======== GIVEN RECORDS ========
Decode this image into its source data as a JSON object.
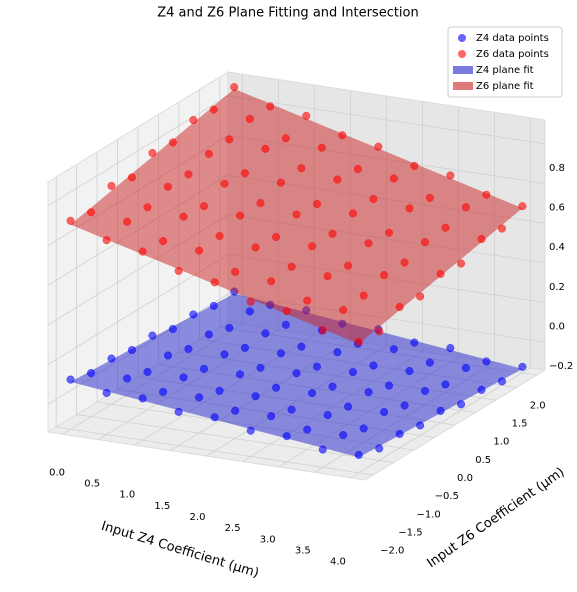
{
  "chart_data": {
    "type": "scatter3d",
    "title": "Z4 and Z6 Plane Fitting and Intersection",
    "xlabel": "Input Z4 Coefficient (μm)",
    "ylabel": "Input Z6 Coefficient (μm)",
    "x": [
      0,
      0.5,
      1,
      1.5,
      2,
      2.5,
      3,
      3.5,
      4
    ],
    "y": [
      -2,
      -1.5,
      -1,
      -0.5,
      0,
      0.5,
      1,
      1.5,
      2
    ],
    "xlim": [
      -0.2,
      4.2
    ],
    "ylim": [
      -2.2,
      2.2
    ],
    "zlim": [
      -0.34,
      0.92
    ],
    "xticks": [
      {
        "value": 0,
        "label": "0.0"
      },
      {
        "value": 0.5,
        "label": "0.5"
      },
      {
        "value": 1,
        "label": "1.0"
      },
      {
        "value": 1.5,
        "label": "1.5"
      },
      {
        "value": 2,
        "label": "2.0"
      },
      {
        "value": 2.5,
        "label": "2.5"
      },
      {
        "value": 3,
        "label": "3.0"
      },
      {
        "value": 3.5,
        "label": "3.5"
      },
      {
        "value": 4,
        "label": "4.0"
      }
    ],
    "yticks": [
      {
        "value": -2,
        "label": "−2.0"
      },
      {
        "value": -1.5,
        "label": "−1.5"
      },
      {
        "value": -1,
        "label": "−1.0"
      },
      {
        "value": -0.5,
        "label": "−0.5"
      },
      {
        "value": 0,
        "label": "0.0"
      },
      {
        "value": 0.5,
        "label": "0.5"
      },
      {
        "value": 1,
        "label": "1.0"
      },
      {
        "value": 1.5,
        "label": "1.5"
      },
      {
        "value": 2,
        "label": "2.0"
      }
    ],
    "zticks": [
      {
        "value": -0.2,
        "label": "−0.2"
      },
      {
        "value": 0,
        "label": "0.0"
      },
      {
        "value": 0.2,
        "label": "0.2"
      },
      {
        "value": 0.4,
        "label": "0.4"
      },
      {
        "value": 0.6,
        "label": "0.6"
      },
      {
        "value": 0.8,
        "label": "0.8"
      }
    ],
    "grid": true,
    "legend": "upper right",
    "series": [
      {
        "name": "Z4 data points",
        "color": "#0000ff",
        "z": [
          [
            -0.09,
            -0.12,
            -0.11,
            -0.13,
            -0.12,
            -0.15,
            -0.14,
            -0.16,
            -0.15
          ],
          [
            -0.13,
            -0.12,
            -0.15,
            -0.13,
            -0.16,
            -0.15,
            -0.18,
            -0.16,
            -0.19
          ],
          [
            -0.13,
            -0.16,
            -0.15,
            -0.17,
            -0.16,
            -0.19,
            -0.18,
            -0.2,
            -0.19
          ],
          [
            -0.17,
            -0.16,
            -0.19,
            -0.17,
            -0.2,
            -0.19,
            -0.22,
            -0.2,
            -0.23
          ],
          [
            -0.17,
            -0.2,
            -0.19,
            -0.21,
            -0.2,
            -0.23,
            -0.22,
            -0.24,
            -0.23
          ],
          [
            -0.21,
            -0.2,
            -0.23,
            -0.21,
            -0.24,
            -0.23,
            -0.26,
            -0.24,
            -0.27
          ],
          [
            -0.21,
            -0.24,
            -0.23,
            -0.25,
            -0.24,
            -0.27,
            -0.26,
            -0.28,
            -0.27
          ],
          [
            -0.25,
            -0.24,
            -0.27,
            -0.25,
            -0.28,
            -0.27,
            -0.3,
            -0.28,
            -0.31
          ],
          [
            -0.25,
            -0.28,
            -0.27,
            -0.29,
            -0.28,
            -0.31,
            -0.3,
            -0.32,
            -0.31
          ]
        ]
      },
      {
        "name": "Z6 data points",
        "color": "#ff0000",
        "z": [
          [
            0.71,
            0.69,
            0.76,
            0.74,
            0.8,
            0.79,
            0.84,
            0.83,
            0.88
          ],
          [
            0.64,
            0.67,
            0.68,
            0.72,
            0.72,
            0.76,
            0.77,
            0.81,
            0.81
          ],
          [
            0.61,
            0.6,
            0.66,
            0.65,
            0.7,
            0.69,
            0.75,
            0.74,
            0.79
          ],
          [
            0.54,
            0.58,
            0.59,
            0.63,
            0.63,
            0.67,
            0.68,
            0.72,
            0.72
          ],
          [
            0.51,
            0.5,
            0.56,
            0.55,
            0.6,
            0.59,
            0.65,
            0.64,
            0.69
          ],
          [
            0.44,
            0.48,
            0.49,
            0.53,
            0.53,
            0.57,
            0.58,
            0.62,
            0.62
          ],
          [
            0.42,
            0.41,
            0.47,
            0.46,
            0.51,
            0.5,
            0.56,
            0.55,
            0.6
          ],
          [
            0.35,
            0.39,
            0.4,
            0.44,
            0.44,
            0.48,
            0.49,
            0.53,
            0.53
          ],
          [
            0.32,
            0.31,
            0.37,
            0.36,
            0.41,
            0.4,
            0.46,
            0.45,
            0.5
          ]
        ]
      }
    ],
    "surfaces": [
      {
        "name": "Z4 plane fit",
        "color": "#2222cc"
      },
      {
        "name": "Z6 plane fit",
        "color": "#cc2222"
      }
    ]
  }
}
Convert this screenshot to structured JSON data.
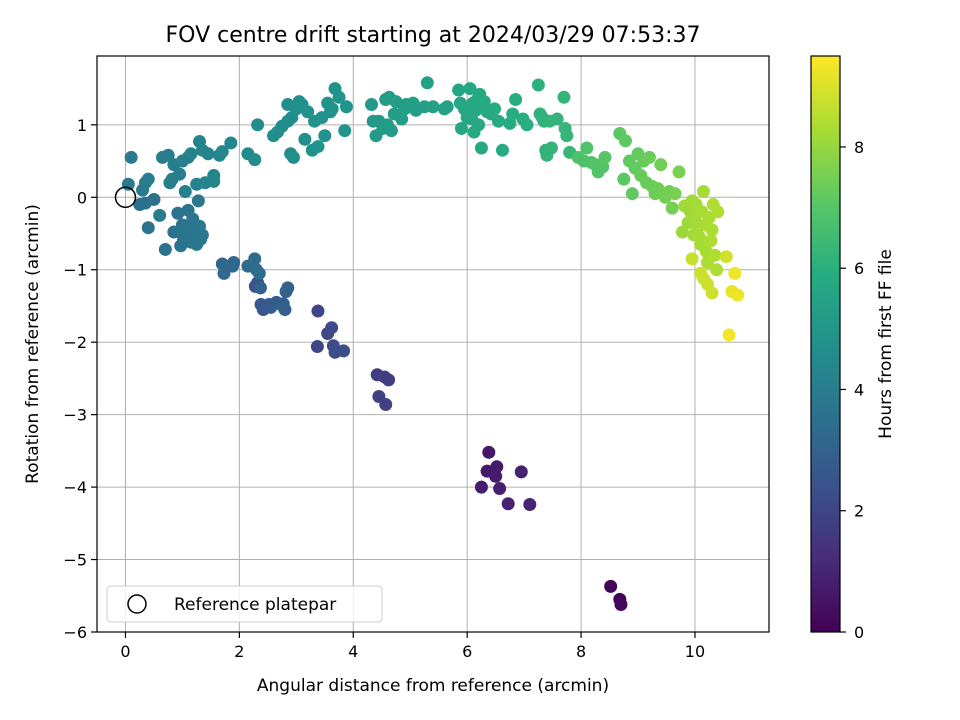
========
◆ WORK TO COMPLETE ◆
Please set down each line of the data above exactly as written, without the pictures.

◆ ANSWER TO THIS PROBLEM ◆
Decode this image into its source data as a JSON object.
{
  "chart_data": {
    "type": "scatter3d",
    "title": "Z4 and Z6 Plane Fitting and Intersection",
    "xlabel": "Input Z4 Coefficient (μm)",
    "ylabel": "Input Z6 Coefficient (μm)",
    "x": [
      0,
      0.5,
      1,
      1.5,
      2,
      2.5,
      3,
      3.5,
      4
    ],
    "y": [
      -2,
      -1.5,
      -1,
      -0.5,
      0,
      0.5,
      1,
      1.5,
      2
    ],
    "xlim": [
      -0.2,
      4.2
    ],
    "ylim": [
      -2.2,
      2.2
    ],
    "zlim": [
      -0.34,
      0.92
    ],
    "xticks": [
      {
        "value": 0,
        "label": "0.0"
      },
      {
        "value": 0.5,
        "label": "0.5"
      },
      {
        "value": 1,
        "label": "1.0"
      },
      {
        "value": 1.5,
        "label": "1.5"
      },
      {
        "value": 2,
        "label": "2.0"
      },
      {
        "value": 2.5,
        "label": "2.5"
      },
      {
        "value": 3,
        "label": "3.0"
      },
      {
        "value": 3.5,
        "label": "3.5"
      },
      {
        "value": 4,
        "label": "4.0"
      }
    ],
    "yticks": [
      {
        "value": -2,
        "label": "−2.0"
      },
      {
        "value": -1.5,
        "label": "−1.5"
      },
      {
        "value": -1,
        "label": "−1.0"
      },
      {
        "value": -0.5,
        "label": "−0.5"
      },
      {
        "value": 0,
        "label": "0.0"
      },
      {
        "value": 0.5,
        "label": "0.5"
      },
      {
        "value": 1,
        "label": "1.0"
      },
      {
        "value": 1.5,
        "label": "1.5"
      },
      {
        "value": 2,
        "label": "2.0"
      }
    ],
    "zticks": [
      {
        "value": -0.2,
        "label": "−0.2"
      },
      {
        "value": 0,
        "label": "0.0"
      },
      {
        "value": 0.2,
        "label": "0.2"
      },
      {
        "value": 0.4,
        "label": "0.4"
      },
      {
        "value": 0.6,
        "label": "0.6"
      },
      {
        "value": 0.8,
        "label": "0.8"
      }
    ],
    "grid": true,
    "legend": "upper right",
    "series": [
      {
        "name": "Z4 data points",
        "color": "#0000ff",
        "z": [
          [
            -0.09,
            -0.12,
            -0.11,
            -0.13,
            -0.12,
            -0.15,
            -0.14,
            -0.16,
            -0.15
          ],
          [
            -0.13,
            -0.12,
            -0.15,
            -0.13,
            -0.16,
            -0.15,
            -0.18,
            -0.16,
            -0.19
          ],
          [
            -0.13,
            -0.16,
            -0.15,
            -0.17,
            -0.16,
            -0.19,
            -0.18,
            -0.2,
            -0.19
          ],
          [
            -0.17,
            -0.16,
            -0.19,
            -0.17,
            -0.2,
            -0.19,
            -0.22,
            -0.2,
            -0.23
          ],
          [
            -0.17,
            -0.2,
            -0.19,
            -0.21,
            -0.2,
            -0.23,
            -0.22,
            -0.24,
            -0.23
          ],
          [
            -0.21,
            -0.2,
            -0.23,
            -0.21,
            -0.24,
            -0.23,
            -0.26,
            -0.24,
            -0.27
          ],
          [
            -0.21,
            -0.24,
            -0.23,
            -0.25,
            -0.24,
            -0.27,
            -0.26,
            -0.28,
            -0.27
          ],
          [
            -0.25,
            -0.24,
            -0.27,
            -0.25,
            -0.28,
            -0.27,
            -0.3,
            -0.28,
            -0.31
          ],
          [
            -0.25,
            -0.28,
            -0.27,
            -0.29,
            -0.28,
            -0.31,
            -0.3,
            -0.32,
            -0.31
          ]
        ]
      },
      {
        "name": "Z6 data points",
        "color": "#ff0000",
        "z": [
          [
            0.71,
            0.69,
            0.76,
            0.74,
            0.8,
            0.79,
            0.84,
            0.83,
            0.88
          ],
          [
            0.64,
            0.67,
            0.68,
            0.72,
            0.72,
            0.76,
            0.77,
            0.81,
            0.81
          ],
          [
            0.61,
            0.6,
            0.66,
            0.65,
            0.7,
            0.69,
            0.75,
            0.74,
            0.79
          ],
          [
            0.54,
            0.58,
            0.59,
            0.63,
            0.63,
            0.67,
            0.68,
            0.72,
            0.72
          ],
          [
            0.51,
            0.5,
            0.56,
            0.55,
            0.6,
            0.59,
            0.65,
            0.64,
            0.69
          ],
          [
            0.44,
            0.48,
            0.49,
            0.53,
            0.53,
            0.57,
            0.58,
            0.62,
            0.62
          ],
          [
            0.42,
            0.41,
            0.47,
            0.46,
            0.51,
            0.5,
            0.56,
            0.55,
            0.6
          ],
          [
            0.35,
            0.39,
            0.4,
            0.44,
            0.44,
            0.48,
            0.49,
            0.53,
            0.53
          ],
          [
            0.32,
            0.31,
            0.37,
            0.36,
            0.41,
            0.4,
            0.46,
            0.45,
            0.5
          ]
        ]
      }
    ],
    "surfaces": [
      {
        "name": "Z4 plane fit",
        "color": "#2222cc"
      },
      {
        "name": "Z6 plane fit",
        "color": "#cc2222"
      }
    ]
  }
}
Convert this screenshot to structured JSON data.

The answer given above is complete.